Task to carry out.
Go through the listing beneath this task and return every line that carries the string "text".

-- START Data provided --

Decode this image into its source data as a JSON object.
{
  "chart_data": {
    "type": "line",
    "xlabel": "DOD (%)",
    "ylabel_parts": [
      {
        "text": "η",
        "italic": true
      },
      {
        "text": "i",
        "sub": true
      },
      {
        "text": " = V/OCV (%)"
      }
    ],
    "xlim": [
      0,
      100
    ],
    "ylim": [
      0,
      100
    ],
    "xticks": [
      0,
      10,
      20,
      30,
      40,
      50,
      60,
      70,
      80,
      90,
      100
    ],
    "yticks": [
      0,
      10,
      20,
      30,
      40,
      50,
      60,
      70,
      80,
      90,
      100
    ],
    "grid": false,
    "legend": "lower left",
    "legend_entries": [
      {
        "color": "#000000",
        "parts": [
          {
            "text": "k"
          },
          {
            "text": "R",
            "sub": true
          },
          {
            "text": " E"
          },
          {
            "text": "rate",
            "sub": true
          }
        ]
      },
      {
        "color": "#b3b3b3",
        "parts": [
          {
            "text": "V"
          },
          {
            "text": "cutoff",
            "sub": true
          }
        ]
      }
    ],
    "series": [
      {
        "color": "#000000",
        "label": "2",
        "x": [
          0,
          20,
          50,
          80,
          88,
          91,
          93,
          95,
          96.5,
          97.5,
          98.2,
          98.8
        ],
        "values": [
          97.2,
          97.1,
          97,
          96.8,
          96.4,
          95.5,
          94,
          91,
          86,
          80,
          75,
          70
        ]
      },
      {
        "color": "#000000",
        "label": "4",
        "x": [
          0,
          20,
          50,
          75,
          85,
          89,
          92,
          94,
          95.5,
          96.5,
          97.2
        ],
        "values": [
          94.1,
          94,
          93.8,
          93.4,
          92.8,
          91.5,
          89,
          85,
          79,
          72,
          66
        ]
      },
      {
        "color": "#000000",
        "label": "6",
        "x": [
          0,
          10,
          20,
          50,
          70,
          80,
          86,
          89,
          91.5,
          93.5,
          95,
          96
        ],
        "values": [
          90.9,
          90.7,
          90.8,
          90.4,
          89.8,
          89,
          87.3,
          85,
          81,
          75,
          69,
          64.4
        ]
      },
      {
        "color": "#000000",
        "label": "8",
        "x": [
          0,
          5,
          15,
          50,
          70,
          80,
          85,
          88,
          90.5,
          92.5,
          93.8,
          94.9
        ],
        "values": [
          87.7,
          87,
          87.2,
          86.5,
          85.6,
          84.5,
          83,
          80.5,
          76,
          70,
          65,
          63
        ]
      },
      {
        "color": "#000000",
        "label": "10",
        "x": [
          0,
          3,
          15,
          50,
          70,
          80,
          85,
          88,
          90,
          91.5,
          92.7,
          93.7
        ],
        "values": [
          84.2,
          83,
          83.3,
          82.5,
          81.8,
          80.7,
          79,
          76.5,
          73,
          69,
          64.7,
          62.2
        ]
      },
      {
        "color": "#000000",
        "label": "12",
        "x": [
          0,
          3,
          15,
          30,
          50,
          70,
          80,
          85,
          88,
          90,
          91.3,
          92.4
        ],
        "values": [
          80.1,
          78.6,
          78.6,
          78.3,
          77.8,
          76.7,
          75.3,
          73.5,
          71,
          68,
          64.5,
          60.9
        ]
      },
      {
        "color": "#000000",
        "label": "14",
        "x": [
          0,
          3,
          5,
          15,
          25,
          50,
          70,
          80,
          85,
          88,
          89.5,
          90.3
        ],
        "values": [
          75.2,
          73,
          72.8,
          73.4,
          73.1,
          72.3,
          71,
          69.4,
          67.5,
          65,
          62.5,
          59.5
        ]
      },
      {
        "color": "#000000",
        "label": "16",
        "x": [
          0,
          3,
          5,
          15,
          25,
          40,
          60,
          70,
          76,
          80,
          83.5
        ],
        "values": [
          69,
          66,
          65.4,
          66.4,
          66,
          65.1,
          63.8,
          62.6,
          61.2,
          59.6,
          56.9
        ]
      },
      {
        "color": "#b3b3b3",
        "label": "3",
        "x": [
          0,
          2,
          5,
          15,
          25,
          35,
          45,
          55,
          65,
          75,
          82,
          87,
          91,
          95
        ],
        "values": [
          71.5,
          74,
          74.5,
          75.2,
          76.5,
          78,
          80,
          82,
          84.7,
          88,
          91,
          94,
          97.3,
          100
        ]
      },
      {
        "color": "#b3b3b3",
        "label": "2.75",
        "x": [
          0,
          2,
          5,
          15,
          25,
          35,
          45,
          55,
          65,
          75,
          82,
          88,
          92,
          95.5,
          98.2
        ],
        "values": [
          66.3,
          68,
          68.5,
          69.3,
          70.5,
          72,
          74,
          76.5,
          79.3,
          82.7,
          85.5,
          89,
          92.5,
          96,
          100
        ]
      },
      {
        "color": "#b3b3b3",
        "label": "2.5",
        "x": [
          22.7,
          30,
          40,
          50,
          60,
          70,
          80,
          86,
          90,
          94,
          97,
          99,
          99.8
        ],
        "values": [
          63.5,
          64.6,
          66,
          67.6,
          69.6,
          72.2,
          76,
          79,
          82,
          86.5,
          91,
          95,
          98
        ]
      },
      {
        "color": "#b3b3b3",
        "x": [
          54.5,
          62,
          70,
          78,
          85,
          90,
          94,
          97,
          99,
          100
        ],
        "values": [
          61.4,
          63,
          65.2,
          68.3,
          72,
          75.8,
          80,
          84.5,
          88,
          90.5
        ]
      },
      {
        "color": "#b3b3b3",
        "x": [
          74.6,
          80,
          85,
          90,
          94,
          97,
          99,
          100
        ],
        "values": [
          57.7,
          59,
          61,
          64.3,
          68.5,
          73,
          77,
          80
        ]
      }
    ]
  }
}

-- END Data provided --

Written answer.
        "text": "η",
        "text": "i",
        "text": " = V/OCV (%)"
            "text": "k"
            "text": "R",
            "text": " E"
            "text": "rate",
            "text": "V"
            "text": "cutoff",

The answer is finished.